--- begin ---
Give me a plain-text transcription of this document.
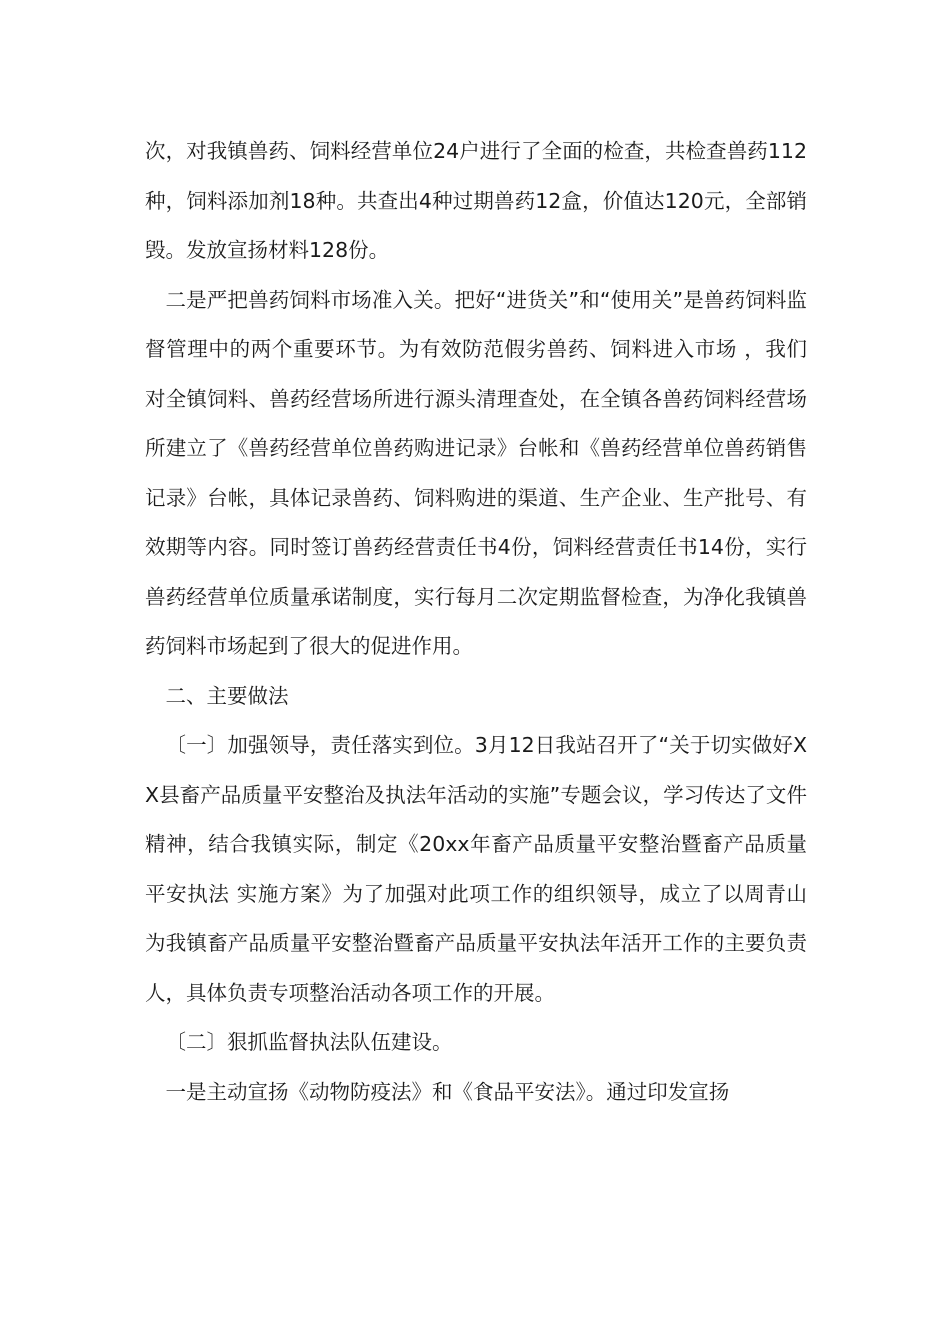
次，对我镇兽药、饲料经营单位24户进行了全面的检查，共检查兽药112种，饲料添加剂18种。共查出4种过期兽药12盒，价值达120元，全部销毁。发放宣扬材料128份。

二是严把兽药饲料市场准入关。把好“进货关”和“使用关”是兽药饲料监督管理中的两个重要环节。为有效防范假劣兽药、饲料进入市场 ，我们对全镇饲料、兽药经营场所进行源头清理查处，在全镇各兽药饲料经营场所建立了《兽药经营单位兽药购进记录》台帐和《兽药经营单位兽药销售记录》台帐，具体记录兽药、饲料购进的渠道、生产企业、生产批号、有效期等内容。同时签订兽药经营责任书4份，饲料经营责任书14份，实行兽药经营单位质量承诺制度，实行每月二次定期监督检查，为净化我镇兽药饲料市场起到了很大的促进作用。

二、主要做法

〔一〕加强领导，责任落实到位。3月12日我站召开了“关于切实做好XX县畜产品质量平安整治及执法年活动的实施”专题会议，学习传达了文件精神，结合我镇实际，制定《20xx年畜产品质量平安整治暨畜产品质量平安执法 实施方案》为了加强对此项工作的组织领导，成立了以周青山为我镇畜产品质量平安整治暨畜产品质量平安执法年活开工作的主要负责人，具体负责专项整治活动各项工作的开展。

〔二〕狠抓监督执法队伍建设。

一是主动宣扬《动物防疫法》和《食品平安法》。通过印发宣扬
--- end ---
» **Task prompt**
In your copy of the records, include no pictures; repeat everything else exactly.

» **Response to the exercise**
Give me a plain-text transcription of this document.
次，对我镇兽药、饲料经营单位24户进行了全面的检查，共检查兽药112种，饲料添加剂18种。共查出4种过期兽药12盒，价值达120元，全部销毁。发放宣扬材料128份。

二是严把兽药饲料市场准入关。把好“进货关”和“使用关”是兽药饲料监督管理中的两个重要环节。为有效防范假劣兽药、饲料进入市场 ，我们对全镇饲料、兽药经营场所进行源头清理查处，在全镇各兽药饲料经营场所建立了《兽药经营单位兽药购进记录》台帐和《兽药经营单位兽药销售记录》台帐，具体记录兽药、饲料购进的渠道、生产企业、生产批号、有效期等内容。同时签订兽药经营责任书4份，饲料经营责任书14份，实行兽药经营单位质量承诺制度，实行每月二次定期监督检查，为净化我镇兽药饲料市场起到了很大的促进作用。

二、主要做法

〔一〕加强领导，责任落实到位。3月12日我站召开了“关于切实做好XX县畜产品质量平安整治及执法年活动的实施”专题会议，学习传达了文件精神，结合我镇实际，制定《20xx年畜产品质量平安整治暨畜产品质量平安执法 实施方案》为了加强对此项工作的组织领导，成立了以周青山为我镇畜产品质量平安整治暨畜产品质量平安执法年活开工作的主要负责人，具体负责专项整治活动各项工作的开展。

〔二〕狠抓监督执法队伍建设。

一是主动宣扬《动物防疫法》和《食品平安法》。通过印发宣扬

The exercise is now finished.